- [DIRECTIONS]: Look through the material below and give the number of lines holding "Task", with no other words.
start LISTED ENTRIES
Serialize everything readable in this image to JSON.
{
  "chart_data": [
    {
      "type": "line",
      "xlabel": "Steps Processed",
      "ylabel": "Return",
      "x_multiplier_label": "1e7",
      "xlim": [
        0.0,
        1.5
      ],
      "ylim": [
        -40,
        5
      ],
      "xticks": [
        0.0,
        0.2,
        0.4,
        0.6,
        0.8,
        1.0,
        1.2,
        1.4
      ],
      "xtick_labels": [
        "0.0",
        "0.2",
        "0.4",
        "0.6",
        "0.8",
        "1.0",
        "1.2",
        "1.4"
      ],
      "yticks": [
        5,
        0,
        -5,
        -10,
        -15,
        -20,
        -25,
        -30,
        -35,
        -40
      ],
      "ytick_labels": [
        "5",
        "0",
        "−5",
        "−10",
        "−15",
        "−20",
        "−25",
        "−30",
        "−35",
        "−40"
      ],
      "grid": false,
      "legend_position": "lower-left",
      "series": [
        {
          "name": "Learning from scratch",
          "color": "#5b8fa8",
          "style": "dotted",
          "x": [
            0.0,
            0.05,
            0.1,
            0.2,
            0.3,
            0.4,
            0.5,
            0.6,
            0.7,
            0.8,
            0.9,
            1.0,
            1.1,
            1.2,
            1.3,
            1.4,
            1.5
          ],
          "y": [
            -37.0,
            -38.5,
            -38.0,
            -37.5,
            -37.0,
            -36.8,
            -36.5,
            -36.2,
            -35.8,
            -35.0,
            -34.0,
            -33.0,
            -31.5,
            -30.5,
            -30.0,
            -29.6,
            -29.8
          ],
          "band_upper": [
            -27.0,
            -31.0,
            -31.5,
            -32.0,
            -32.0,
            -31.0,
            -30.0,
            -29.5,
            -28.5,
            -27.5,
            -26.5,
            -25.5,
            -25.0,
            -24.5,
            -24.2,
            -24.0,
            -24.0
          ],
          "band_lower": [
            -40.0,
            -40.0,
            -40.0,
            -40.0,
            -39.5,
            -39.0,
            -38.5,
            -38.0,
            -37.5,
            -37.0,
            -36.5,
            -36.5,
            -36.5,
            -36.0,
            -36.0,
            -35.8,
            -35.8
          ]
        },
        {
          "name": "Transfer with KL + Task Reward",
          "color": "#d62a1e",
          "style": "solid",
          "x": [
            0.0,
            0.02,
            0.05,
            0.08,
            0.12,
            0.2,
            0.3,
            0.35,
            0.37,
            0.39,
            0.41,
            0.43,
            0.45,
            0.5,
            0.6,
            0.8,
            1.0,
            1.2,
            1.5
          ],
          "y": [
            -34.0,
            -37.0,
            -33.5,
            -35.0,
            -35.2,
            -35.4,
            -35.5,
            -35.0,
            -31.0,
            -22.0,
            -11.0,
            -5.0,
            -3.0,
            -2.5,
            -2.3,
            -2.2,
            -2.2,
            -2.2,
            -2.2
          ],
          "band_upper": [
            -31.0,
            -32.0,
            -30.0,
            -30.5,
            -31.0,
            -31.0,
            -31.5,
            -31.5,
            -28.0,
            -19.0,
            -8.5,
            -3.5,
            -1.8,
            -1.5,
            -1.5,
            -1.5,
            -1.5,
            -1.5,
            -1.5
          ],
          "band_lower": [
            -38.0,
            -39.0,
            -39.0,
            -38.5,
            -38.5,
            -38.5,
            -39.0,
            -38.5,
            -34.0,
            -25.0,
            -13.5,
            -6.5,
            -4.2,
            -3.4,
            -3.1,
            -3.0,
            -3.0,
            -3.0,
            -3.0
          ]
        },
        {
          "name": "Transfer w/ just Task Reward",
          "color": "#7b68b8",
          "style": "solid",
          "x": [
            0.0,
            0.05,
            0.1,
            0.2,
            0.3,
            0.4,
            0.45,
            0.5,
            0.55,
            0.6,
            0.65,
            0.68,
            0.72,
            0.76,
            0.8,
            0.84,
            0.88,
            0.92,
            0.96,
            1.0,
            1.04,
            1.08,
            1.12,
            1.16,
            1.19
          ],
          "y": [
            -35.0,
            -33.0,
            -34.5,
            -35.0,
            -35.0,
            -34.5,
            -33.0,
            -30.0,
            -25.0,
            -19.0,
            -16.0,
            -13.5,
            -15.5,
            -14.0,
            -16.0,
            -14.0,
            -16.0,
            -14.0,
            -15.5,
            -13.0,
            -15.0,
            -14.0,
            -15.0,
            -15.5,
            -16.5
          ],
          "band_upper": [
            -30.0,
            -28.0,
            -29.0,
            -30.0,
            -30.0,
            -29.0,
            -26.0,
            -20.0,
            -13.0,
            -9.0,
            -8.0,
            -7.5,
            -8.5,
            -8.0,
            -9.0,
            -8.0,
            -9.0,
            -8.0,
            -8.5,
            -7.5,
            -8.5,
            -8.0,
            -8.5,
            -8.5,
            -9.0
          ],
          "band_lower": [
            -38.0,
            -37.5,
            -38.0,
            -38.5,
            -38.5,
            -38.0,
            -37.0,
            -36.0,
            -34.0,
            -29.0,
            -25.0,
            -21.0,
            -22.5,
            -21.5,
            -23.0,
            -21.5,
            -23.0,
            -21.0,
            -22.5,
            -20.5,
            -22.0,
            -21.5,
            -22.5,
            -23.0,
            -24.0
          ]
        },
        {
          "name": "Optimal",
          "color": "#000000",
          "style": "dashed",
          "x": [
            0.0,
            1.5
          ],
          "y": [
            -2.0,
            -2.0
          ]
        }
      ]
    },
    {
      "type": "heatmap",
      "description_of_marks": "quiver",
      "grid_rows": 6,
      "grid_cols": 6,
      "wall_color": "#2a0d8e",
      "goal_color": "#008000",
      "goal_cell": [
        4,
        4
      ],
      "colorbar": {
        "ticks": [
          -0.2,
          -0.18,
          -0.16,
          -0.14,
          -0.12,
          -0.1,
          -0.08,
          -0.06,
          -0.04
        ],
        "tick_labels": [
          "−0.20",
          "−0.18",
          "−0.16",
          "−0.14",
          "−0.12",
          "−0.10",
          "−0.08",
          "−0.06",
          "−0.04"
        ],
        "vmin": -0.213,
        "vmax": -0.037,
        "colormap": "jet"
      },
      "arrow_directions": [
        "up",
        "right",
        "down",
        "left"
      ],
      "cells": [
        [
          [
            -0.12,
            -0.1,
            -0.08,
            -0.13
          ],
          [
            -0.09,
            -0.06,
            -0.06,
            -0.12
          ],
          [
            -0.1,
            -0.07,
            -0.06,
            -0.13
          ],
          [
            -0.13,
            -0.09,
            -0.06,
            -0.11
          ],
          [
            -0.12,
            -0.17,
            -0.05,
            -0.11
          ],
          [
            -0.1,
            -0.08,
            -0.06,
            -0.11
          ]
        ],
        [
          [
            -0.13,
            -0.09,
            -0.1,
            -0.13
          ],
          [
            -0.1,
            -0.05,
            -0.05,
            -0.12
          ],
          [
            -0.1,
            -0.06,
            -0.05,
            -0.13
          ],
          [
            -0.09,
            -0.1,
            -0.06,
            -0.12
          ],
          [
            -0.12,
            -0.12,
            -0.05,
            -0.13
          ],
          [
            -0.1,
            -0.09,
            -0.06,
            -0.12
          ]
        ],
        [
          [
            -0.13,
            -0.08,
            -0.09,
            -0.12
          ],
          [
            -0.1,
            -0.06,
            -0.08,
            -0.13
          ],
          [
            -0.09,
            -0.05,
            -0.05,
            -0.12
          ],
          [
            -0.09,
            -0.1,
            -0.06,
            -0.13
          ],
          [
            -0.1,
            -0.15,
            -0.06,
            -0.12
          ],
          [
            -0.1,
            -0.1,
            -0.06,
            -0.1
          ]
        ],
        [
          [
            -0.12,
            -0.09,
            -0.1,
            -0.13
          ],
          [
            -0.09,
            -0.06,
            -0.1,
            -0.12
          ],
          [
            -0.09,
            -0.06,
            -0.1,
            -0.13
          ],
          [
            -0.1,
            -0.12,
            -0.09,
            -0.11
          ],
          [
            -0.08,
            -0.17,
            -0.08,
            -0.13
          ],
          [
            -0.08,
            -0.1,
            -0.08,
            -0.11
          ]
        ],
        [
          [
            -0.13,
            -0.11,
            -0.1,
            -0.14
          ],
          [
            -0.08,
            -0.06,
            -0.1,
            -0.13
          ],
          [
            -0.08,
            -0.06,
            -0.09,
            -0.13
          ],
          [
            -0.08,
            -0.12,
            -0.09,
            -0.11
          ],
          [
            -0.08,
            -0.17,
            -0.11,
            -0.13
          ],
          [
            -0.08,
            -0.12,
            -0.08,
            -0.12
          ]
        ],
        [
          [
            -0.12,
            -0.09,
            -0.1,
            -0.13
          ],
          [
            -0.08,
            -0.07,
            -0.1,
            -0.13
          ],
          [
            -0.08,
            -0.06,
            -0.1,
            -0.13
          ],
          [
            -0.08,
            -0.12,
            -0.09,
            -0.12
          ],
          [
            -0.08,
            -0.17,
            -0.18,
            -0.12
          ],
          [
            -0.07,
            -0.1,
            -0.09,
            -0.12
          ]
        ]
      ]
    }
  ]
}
end LISTED ENTRIES
- [THE RESPONSE]: 2